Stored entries
* BEGIN *
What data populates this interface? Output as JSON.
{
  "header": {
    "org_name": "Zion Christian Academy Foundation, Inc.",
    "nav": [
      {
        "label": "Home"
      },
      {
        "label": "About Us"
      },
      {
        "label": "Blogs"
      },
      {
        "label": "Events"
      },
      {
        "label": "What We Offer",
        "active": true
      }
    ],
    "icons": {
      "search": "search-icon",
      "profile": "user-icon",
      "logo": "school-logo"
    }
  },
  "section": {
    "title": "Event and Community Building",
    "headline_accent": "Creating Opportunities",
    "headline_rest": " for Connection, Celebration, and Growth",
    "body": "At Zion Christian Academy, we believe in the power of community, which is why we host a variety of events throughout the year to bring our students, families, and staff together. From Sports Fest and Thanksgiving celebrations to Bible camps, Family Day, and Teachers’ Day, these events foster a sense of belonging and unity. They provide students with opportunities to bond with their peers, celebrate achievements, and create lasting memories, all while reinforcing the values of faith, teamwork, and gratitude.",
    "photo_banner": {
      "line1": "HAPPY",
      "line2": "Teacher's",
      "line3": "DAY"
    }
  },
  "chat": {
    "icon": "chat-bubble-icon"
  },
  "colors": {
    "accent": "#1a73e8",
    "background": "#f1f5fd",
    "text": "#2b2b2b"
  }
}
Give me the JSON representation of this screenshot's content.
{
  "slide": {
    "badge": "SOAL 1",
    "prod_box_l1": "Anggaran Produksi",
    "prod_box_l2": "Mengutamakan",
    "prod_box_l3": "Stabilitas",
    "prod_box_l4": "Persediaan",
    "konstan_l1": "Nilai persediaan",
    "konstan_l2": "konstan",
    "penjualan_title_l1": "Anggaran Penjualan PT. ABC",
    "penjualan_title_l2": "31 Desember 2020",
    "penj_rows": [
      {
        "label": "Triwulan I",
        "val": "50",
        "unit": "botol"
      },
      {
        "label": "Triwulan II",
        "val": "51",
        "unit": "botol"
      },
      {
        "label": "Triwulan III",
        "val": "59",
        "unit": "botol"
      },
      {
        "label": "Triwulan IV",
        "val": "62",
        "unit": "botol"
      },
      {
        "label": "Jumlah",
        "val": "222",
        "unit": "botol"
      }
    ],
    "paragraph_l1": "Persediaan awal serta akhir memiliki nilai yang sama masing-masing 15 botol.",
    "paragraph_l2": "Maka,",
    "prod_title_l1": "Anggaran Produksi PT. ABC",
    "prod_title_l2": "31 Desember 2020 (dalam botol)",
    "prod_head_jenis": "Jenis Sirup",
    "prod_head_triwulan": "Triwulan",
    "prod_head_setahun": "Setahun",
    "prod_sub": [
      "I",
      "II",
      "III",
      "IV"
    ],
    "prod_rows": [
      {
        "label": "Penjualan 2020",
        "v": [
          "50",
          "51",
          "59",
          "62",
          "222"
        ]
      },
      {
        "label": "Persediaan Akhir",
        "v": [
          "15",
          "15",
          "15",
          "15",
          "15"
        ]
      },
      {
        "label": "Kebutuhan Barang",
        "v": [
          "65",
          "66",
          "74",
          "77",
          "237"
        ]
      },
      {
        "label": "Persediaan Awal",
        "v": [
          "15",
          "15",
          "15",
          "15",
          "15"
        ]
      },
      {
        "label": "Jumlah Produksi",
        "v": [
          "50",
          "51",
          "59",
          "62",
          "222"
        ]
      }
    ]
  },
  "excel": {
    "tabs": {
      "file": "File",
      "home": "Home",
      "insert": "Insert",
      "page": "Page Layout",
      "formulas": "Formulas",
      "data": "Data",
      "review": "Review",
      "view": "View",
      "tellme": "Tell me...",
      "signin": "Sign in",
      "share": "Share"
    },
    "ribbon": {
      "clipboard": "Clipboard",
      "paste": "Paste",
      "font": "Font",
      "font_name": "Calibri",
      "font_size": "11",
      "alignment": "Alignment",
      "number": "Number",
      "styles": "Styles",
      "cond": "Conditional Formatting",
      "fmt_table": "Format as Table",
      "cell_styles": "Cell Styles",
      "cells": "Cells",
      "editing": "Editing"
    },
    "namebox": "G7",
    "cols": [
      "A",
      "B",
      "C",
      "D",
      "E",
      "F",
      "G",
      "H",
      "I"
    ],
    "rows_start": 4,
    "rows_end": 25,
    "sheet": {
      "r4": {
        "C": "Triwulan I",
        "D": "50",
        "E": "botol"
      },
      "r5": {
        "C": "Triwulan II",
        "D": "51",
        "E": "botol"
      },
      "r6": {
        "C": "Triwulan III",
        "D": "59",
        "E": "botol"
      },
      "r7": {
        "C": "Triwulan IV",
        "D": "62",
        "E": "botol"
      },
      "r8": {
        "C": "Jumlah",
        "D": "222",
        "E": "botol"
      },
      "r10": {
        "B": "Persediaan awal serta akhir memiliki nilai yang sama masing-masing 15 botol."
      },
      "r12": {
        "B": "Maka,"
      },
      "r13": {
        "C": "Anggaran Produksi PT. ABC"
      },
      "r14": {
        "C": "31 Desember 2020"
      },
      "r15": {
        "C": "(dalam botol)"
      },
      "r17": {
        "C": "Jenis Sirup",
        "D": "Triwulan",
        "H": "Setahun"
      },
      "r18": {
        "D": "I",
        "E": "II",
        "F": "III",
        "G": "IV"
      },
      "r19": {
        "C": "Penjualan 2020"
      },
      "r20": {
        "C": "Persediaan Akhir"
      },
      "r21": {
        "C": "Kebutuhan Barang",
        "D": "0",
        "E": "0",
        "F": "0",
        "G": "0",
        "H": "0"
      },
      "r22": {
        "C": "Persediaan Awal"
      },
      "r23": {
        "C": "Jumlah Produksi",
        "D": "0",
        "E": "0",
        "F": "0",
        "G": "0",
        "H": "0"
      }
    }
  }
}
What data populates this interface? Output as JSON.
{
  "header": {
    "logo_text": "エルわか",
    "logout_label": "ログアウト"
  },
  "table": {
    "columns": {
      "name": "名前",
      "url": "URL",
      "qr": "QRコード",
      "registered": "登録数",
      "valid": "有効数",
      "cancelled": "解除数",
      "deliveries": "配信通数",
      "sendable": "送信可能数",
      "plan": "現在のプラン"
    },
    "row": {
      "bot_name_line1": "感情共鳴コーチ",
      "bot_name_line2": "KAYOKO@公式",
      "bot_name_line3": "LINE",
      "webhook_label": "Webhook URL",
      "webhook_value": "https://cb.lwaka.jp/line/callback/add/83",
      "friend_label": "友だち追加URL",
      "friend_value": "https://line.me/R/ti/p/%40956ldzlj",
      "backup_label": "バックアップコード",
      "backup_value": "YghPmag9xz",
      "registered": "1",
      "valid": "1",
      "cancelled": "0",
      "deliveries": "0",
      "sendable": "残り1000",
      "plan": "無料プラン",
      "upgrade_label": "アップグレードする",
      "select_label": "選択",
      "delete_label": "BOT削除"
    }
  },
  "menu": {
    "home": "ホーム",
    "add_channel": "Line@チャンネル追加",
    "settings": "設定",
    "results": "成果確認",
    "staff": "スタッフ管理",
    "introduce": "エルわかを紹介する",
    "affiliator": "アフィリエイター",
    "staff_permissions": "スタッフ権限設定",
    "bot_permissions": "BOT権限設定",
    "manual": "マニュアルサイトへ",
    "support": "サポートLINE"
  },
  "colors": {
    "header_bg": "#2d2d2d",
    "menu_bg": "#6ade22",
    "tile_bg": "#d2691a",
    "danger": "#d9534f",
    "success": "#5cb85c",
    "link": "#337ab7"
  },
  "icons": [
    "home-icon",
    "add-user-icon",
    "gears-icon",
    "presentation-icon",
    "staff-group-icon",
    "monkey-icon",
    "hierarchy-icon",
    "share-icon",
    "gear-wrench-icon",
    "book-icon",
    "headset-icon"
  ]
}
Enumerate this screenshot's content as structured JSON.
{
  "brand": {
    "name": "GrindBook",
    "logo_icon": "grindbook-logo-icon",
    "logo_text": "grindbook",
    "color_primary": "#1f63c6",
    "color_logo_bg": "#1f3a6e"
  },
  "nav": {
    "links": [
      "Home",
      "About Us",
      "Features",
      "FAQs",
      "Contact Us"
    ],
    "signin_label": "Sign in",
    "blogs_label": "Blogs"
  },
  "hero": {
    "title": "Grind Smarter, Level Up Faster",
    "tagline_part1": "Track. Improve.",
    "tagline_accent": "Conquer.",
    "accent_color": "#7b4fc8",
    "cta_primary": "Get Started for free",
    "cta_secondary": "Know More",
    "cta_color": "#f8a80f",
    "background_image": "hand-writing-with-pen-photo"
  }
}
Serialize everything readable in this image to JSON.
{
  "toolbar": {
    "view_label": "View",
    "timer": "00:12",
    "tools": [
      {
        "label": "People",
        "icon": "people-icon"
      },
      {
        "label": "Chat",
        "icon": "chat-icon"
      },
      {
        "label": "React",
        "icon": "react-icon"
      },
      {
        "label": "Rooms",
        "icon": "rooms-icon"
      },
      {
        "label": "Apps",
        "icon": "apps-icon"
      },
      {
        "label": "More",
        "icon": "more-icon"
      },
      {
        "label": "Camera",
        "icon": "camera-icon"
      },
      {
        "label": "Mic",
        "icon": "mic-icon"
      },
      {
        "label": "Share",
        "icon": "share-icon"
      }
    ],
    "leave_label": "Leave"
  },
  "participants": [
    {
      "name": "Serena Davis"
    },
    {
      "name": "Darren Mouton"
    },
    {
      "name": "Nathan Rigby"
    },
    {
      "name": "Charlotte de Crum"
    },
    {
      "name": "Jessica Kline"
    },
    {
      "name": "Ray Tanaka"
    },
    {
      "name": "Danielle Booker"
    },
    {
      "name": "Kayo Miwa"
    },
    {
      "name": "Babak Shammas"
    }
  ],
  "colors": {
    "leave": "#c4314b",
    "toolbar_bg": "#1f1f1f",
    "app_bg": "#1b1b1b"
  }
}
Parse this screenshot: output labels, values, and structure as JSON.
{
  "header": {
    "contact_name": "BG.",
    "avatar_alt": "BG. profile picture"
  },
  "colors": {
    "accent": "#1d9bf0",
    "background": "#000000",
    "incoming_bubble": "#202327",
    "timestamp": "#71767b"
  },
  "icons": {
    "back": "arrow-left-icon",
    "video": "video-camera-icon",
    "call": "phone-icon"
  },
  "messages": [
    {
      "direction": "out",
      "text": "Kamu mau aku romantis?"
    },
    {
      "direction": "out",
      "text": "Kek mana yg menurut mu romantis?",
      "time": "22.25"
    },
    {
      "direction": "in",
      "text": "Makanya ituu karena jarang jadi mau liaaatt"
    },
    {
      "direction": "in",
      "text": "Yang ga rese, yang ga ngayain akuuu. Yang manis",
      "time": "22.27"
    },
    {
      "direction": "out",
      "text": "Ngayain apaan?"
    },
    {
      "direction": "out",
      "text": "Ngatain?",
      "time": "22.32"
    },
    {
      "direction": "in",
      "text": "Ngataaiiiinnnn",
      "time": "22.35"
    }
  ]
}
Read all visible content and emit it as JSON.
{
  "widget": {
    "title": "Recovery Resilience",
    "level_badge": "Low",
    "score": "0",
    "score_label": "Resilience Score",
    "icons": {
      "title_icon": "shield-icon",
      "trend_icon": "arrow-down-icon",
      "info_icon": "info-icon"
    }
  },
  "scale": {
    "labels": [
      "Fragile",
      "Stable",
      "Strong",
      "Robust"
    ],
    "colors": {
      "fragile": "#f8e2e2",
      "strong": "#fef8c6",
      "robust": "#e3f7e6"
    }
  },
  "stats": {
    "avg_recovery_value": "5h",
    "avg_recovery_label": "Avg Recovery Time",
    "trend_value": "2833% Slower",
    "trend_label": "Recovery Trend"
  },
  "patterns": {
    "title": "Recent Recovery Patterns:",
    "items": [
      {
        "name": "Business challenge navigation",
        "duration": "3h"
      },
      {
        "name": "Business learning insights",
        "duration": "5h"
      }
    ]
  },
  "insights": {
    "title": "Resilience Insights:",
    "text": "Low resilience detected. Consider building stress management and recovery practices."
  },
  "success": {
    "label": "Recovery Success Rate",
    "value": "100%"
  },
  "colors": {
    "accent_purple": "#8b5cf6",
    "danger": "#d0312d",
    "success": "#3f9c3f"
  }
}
* END *
◆ **WHAT YOU ARE ASKED TO DO**
Locate the line that contains "Read all visible content and emit it as JSON.". Repeat it and every line after it, up to and including the final line, exactly.

◆ **ANSWER TO THIS PROBLEM**
Read all visible content and emit it as JSON.
{
  "widget": {
    "title": "Recovery Resilience",
    "level_badge": "Low",
    "score": "0",
    "score_label": "Resilience Score",
    "icons": {
      "title_icon": "shield-icon",
      "trend_icon": "arrow-down-icon",
      "info_icon": "info-icon"
    }
  },
  "scale": {
    "labels": [
      "Fragile",
      "Stable",
      "Strong",
      "Robust"
    ],
    "colors": {
      "fragile": "#f8e2e2",
      "strong": "#fef8c6",
      "robust": "#e3f7e6"
    }
  },
  "stats": {
    "avg_recovery_value": "5h",
    "avg_recovery_label": "Avg Recovery Time",
    "trend_value": "2833% Slower",
    "trend_label": "Recovery Trend"
  },
  "patterns": {
    "title": "Recent Recovery Patterns:",
    "items": [
      {
        "name": "Business challenge navigation",
        "duration": "3h"
      },
      {
        "name": "Business learning insights",
        "duration": "5h"
      }
    ]
  },
  "insights": {
    "title": "Resilience Insights:",
    "text": "Low resilience detected. Consider building stress management and recovery practices."
  },
  "success": {
    "label": "Recovery Success Rate",
    "value": "100%"
  },
  "colors": {
    "accent_purple": "#8b5cf6",
    "danger": "#d0312d",
    "success": "#3f9c3f"
  }
}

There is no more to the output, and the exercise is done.